= Task brief =
Compute how many lines in the entries below contain "RoomMe", and output nothing but the number.

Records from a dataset
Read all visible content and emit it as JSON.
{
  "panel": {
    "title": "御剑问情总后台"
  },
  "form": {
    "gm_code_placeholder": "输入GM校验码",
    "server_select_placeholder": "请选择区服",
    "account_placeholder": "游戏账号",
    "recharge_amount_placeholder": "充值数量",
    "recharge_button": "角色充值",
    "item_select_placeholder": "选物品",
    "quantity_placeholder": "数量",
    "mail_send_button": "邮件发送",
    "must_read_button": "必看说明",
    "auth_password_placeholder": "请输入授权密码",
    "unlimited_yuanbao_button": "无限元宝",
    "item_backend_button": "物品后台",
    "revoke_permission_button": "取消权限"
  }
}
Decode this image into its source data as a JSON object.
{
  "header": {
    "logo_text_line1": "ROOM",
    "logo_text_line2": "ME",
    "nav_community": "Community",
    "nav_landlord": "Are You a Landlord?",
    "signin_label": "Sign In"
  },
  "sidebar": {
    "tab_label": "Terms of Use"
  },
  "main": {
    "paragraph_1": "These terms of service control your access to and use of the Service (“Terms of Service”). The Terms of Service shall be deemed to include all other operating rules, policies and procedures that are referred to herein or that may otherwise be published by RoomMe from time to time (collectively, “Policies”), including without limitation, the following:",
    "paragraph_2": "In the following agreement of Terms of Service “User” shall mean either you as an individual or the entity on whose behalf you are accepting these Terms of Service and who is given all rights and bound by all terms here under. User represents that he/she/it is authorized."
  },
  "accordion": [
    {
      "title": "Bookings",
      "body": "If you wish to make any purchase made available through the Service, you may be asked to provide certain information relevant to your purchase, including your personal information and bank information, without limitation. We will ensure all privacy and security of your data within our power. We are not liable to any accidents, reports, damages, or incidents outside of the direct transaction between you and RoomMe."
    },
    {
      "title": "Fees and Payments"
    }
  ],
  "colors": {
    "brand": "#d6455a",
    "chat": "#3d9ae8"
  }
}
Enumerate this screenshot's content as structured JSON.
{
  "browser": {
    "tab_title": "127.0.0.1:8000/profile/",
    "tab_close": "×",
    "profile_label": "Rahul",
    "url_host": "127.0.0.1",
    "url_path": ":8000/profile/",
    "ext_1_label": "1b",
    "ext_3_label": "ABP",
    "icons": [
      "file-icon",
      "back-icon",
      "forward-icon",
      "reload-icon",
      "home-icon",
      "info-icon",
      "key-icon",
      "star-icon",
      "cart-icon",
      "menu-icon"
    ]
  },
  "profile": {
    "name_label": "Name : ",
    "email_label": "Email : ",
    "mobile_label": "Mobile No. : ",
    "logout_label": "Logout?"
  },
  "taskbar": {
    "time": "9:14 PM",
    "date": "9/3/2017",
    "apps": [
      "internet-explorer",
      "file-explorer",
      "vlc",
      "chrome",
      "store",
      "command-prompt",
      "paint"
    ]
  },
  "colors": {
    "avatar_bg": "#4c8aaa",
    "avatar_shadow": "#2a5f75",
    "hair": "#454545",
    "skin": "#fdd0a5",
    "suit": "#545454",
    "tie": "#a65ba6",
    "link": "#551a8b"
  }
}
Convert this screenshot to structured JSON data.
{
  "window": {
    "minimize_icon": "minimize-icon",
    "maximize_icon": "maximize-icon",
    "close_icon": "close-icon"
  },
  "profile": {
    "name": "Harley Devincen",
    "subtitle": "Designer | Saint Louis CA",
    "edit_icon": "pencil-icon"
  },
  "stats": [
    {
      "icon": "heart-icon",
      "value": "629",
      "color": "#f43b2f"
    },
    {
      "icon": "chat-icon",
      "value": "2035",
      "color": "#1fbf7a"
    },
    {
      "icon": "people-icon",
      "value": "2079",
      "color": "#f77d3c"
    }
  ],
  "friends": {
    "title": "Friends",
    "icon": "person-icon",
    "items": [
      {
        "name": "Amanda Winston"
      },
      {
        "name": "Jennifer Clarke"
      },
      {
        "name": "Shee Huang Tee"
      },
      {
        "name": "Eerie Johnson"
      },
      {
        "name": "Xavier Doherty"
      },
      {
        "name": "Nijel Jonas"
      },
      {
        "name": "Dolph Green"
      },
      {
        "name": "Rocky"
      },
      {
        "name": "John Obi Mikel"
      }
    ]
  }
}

= Output for this exercise =
2